_Your objective_. Restate the full listing word for word and leave the pictures out.

_Data to use_.
━━━━━━━━━━━━━━━━━━━━
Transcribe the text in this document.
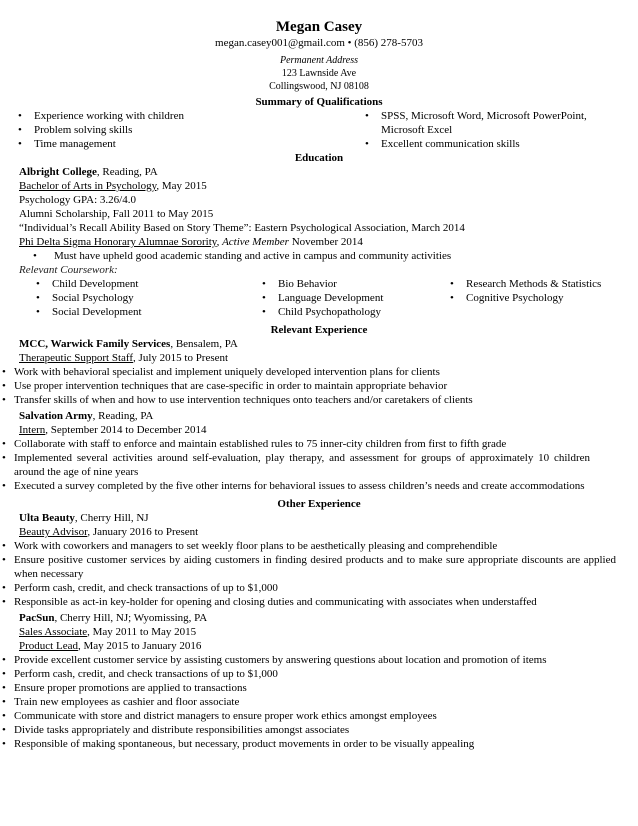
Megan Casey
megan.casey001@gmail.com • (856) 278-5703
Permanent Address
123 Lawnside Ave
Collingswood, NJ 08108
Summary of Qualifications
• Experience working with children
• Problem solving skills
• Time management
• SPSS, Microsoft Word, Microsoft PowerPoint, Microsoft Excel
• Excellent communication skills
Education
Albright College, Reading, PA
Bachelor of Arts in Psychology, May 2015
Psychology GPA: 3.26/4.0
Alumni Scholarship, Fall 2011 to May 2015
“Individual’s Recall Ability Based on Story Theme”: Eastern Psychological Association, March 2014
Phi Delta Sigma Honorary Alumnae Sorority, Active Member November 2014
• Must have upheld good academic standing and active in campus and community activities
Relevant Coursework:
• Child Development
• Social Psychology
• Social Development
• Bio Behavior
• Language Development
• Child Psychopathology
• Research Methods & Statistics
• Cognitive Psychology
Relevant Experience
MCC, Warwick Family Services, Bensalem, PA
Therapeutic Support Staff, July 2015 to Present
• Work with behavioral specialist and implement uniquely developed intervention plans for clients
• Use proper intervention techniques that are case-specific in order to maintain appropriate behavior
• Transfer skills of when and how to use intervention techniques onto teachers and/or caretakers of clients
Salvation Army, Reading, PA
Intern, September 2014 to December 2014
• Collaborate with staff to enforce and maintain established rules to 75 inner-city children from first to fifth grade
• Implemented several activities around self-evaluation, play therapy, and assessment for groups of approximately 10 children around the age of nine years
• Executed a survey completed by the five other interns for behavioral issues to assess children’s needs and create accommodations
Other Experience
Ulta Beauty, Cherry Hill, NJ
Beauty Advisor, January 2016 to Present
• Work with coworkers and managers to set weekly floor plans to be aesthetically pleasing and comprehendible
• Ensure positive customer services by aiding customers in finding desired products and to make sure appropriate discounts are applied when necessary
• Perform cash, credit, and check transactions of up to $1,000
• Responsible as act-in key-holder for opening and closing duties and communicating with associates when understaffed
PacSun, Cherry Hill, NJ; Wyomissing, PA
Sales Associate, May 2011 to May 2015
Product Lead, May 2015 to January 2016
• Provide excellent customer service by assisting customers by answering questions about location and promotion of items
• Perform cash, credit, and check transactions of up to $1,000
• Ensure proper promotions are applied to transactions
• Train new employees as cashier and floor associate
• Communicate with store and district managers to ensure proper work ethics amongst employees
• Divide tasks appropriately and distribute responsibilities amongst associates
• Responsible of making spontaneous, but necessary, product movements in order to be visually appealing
━━━━━━━━━━━━━━━━━━━━
_Solution to this task_.
Transcribe the text in this document.
Megan Casey
megan.casey001@gmail.com • (856) 278-5703
Permanent Address
123 Lawnside Ave
Collingswood, NJ 08108
Summary of Qualifications
• Experience working with children
• Problem solving skills
• Time management
• SPSS, Microsoft Word, Microsoft PowerPoint, Microsoft Excel
• Excellent communication skills
Education
Albright College, Reading, PA
Bachelor of Arts in Psychology, May 2015
Psychology GPA: 3.26/4.0
Alumni Scholarship, Fall 2011 to May 2015
“Individual’s Recall Ability Based on Story Theme”: Eastern Psychological Association, March 2014
Phi Delta Sigma Honorary Alumnae Sorority, Active Member November 2014
• Must have upheld good academic standing and active in campus and community activities
Relevant Coursework:
• Child Development
• Social Psychology
• Social Development
• Bio Behavior
• Language Development
• Child Psychopathology
• Research Methods & Statistics
• Cognitive Psychology
Relevant Experience
MCC, Warwick Family Services, Bensalem, PA
Therapeutic Support Staff, July 2015 to Present
• Work with behavioral specialist and implement uniquely developed intervention plans for clients
• Use proper intervention techniques that are case-specific in order to maintain appropriate behavior
• Transfer skills of when and how to use intervention techniques onto teachers and/or caretakers of clients
Salvation Army, Reading, PA
Intern, September 2014 to December 2014
• Collaborate with staff to enforce and maintain established rules to 75 inner-city children from first to fifth grade
• Implemented several activities around self-evaluation, play therapy, and assessment for groups of approximately 10 children around the age of nine years
• Executed a survey completed by the five other interns for behavioral issues to assess children’s needs and create accommodations
Other Experience
Ulta Beauty, Cherry Hill, NJ
Beauty Advisor, January 2016 to Present
• Work with coworkers and managers to set weekly floor plans to be aesthetically pleasing and comprehendible
• Ensure positive customer services by aiding customers in finding desired products and to make sure appropriate discounts are applied when necessary
• Perform cash, credit, and check transactions of up to $1,000
• Responsible as act-in key-holder for opening and closing duties and communicating with associates when understaffed
PacSun, Cherry Hill, NJ; Wyomissing, PA
Sales Associate, May 2011 to May 2015
Product Lead, May 2015 to January 2016
• Provide excellent customer service by assisting customers by answering questions about location and promotion of items
• Perform cash, credit, and check transactions of up to $1,000
• Ensure proper promotions are applied to transactions
• Train new employees as cashier and floor associate
• Communicate with store and district managers to ensure proper work ethics amongst employees
• Divide tasks appropriately and distribute responsibilities amongst associates
• Responsible of making spontaneous, but necessary, product movements in order to be visually appealing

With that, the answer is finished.